⟨

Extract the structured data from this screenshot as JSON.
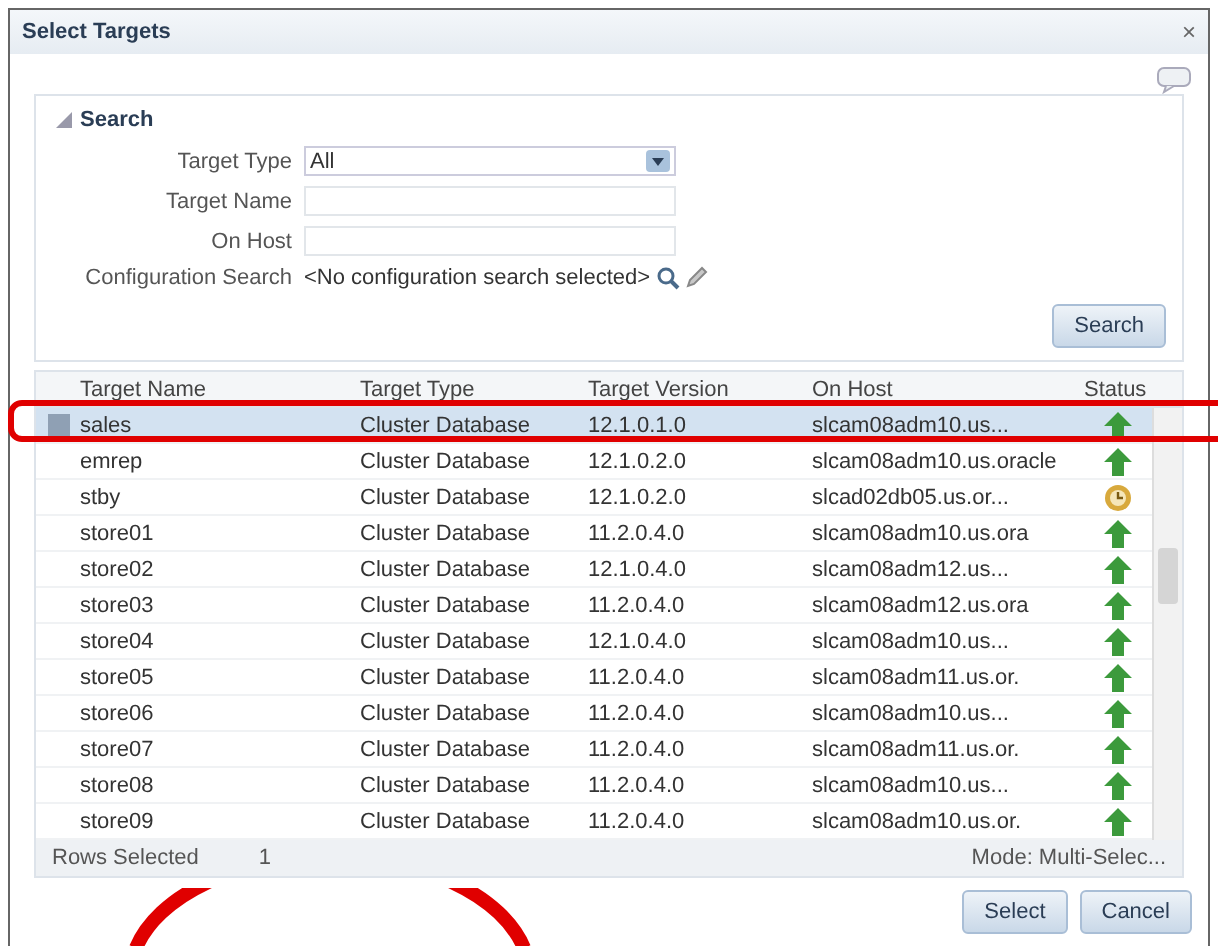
{
  "dialog": {
    "title": "Select Targets",
    "close": "×"
  },
  "search": {
    "title": "Search",
    "expanded": true,
    "fields": [
      {
        "kind": "select",
        "label": "Target Type",
        "value": "All"
      },
      {
        "kind": "text",
        "label": "Target Name"
      },
      {
        "kind": "text",
        "label": "On Host"
      },
      {
        "kind": "config",
        "label": "Configuration Search",
        "value": "<No configuration search selected>"
      }
    ],
    "button": "Search"
  },
  "table": {
    "columns": [
      "Target Name",
      "Target Type",
      "Target Version",
      "On Host",
      "Status"
    ],
    "rows": [
      {
        "name": "sales",
        "type": "Cluster Database",
        "version": "12.1.0.1.0",
        "host": "slcam08adm10.us...",
        "kind": "up",
        "selected": true
      },
      {
        "name": "emrep",
        "type": "Cluster Database",
        "version": "12.1.0.2.0",
        "host": "slcam08adm10.us.oracle",
        "kind": "up",
        "selected": false
      },
      {
        "name": "stby",
        "type": "Cluster Database",
        "version": "12.1.0.2.0",
        "host": "slcad02db05.us.or...",
        "kind": "pending",
        "selected": false
      },
      {
        "name": "store01",
        "type": "Cluster Database",
        "version": "11.2.0.4.0",
        "host": "slcam08adm10.us.ora",
        "kind": "up",
        "selected": false
      },
      {
        "name": "store02",
        "type": "Cluster Database",
        "version": "12.1.0.4.0",
        "host": "slcam08adm12.us...",
        "kind": "up",
        "selected": false
      },
      {
        "name": "store03",
        "type": "Cluster Database",
        "version": "11.2.0.4.0",
        "host": "slcam08adm12.us.ora",
        "kind": "up",
        "selected": false
      },
      {
        "name": "store04",
        "type": "Cluster Database",
        "version": "12.1.0.4.0",
        "host": "slcam08adm10.us...",
        "kind": "up",
        "selected": false
      },
      {
        "name": "store05",
        "type": "Cluster Database",
        "version": "11.2.0.4.0",
        "host": "slcam08adm11.us.or.",
        "kind": "up",
        "selected": false
      },
      {
        "name": "store06",
        "type": "Cluster Database",
        "version": "11.2.0.4.0",
        "host": "slcam08adm10.us...",
        "kind": "up",
        "selected": false
      },
      {
        "name": "store07",
        "type": "Cluster Database",
        "version": "11.2.0.4.0",
        "host": "slcam08adm11.us.or.",
        "kind": "up",
        "selected": false
      },
      {
        "name": "store08",
        "type": "Cluster Database",
        "version": "11.2.0.4.0",
        "host": "slcam08adm10.us...",
        "kind": "up",
        "selected": false
      },
      {
        "name": "store09",
        "type": "Cluster Database",
        "version": "11.2.0.4.0",
        "host": "slcam08adm10.us.or.",
        "kind": "up",
        "selected": false
      }
    ],
    "footer": {
      "label": "Rows Selected",
      "count": "1",
      "mode": "Mode: Multi-Selec..."
    }
  },
  "buttons": [
    "Select",
    "Cancel"
  ]
}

⟩

Work required | Exactly reproduce the entries above, minus the pictures.

Exercise output |
Extract the structured data from this screenshot as JSON.
{
  "dialog": {
    "title": "Select Targets",
    "close": "×"
  },
  "search": {
    "title": "Search",
    "expanded": true,
    "fields": [
      {
        "kind": "select",
        "label": "Target Type",
        "value": "All"
      },
      {
        "kind": "text",
        "label": "Target Name"
      },
      {
        "kind": "text",
        "label": "On Host"
      },
      {
        "kind": "config",
        "label": "Configuration Search",
        "value": "<No configuration search selected>"
      }
    ],
    "button": "Search"
  },
  "table": {
    "columns": [
      "Target Name",
      "Target Type",
      "Target Version",
      "On Host",
      "Status"
    ],
    "rows": [
      {
        "name": "sales",
        "type": "Cluster Database",
        "version": "12.1.0.1.0",
        "host": "slcam08adm10.us...",
        "kind": "up",
        "selected": true
      },
      {
        "name": "emrep",
        "type": "Cluster Database",
        "version": "12.1.0.2.0",
        "host": "slcam08adm10.us.oracle",
        "kind": "up",
        "selected": false
      },
      {
        "name": "stby",
        "type": "Cluster Database",
        "version": "12.1.0.2.0",
        "host": "slcad02db05.us.or...",
        "kind": "pending",
        "selected": false
      },
      {
        "name": "store01",
        "type": "Cluster Database",
        "version": "11.2.0.4.0",
        "host": "slcam08adm10.us.ora",
        "kind": "up",
        "selected": false
      },
      {
        "name": "store02",
        "type": "Cluster Database",
        "version": "12.1.0.4.0",
        "host": "slcam08adm12.us...",
        "kind": "up",
        "selected": false
      },
      {
        "name": "store03",
        "type": "Cluster Database",
        "version": "11.2.0.4.0",
        "host": "slcam08adm12.us.ora",
        "kind": "up",
        "selected": false
      },
      {
        "name": "store04",
        "type": "Cluster Database",
        "version": "12.1.0.4.0",
        "host": "slcam08adm10.us...",
        "kind": "up",
        "selected": false
      },
      {
        "name": "store05",
        "type": "Cluster Database",
        "version": "11.2.0.4.0",
        "host": "slcam08adm11.us.or.",
        "kind": "up",
        "selected": false
      },
      {
        "name": "store06",
        "type": "Cluster Database",
        "version": "11.2.0.4.0",
        "host": "slcam08adm10.us...",
        "kind": "up",
        "selected": false
      },
      {
        "name": "store07",
        "type": "Cluster Database",
        "version": "11.2.0.4.0",
        "host": "slcam08adm11.us.or.",
        "kind": "up",
        "selected": false
      },
      {
        "name": "store08",
        "type": "Cluster Database",
        "version": "11.2.0.4.0",
        "host": "slcam08adm10.us...",
        "kind": "up",
        "selected": false
      },
      {
        "name": "store09",
        "type": "Cluster Database",
        "version": "11.2.0.4.0",
        "host": "slcam08adm10.us.or.",
        "kind": "up",
        "selected": false
      }
    ],
    "footer": {
      "label": "Rows Selected",
      "count": "1",
      "mode": "Mode: Multi-Selec..."
    }
  },
  "buttons": [
    "Select",
    "Cancel"
  ]
}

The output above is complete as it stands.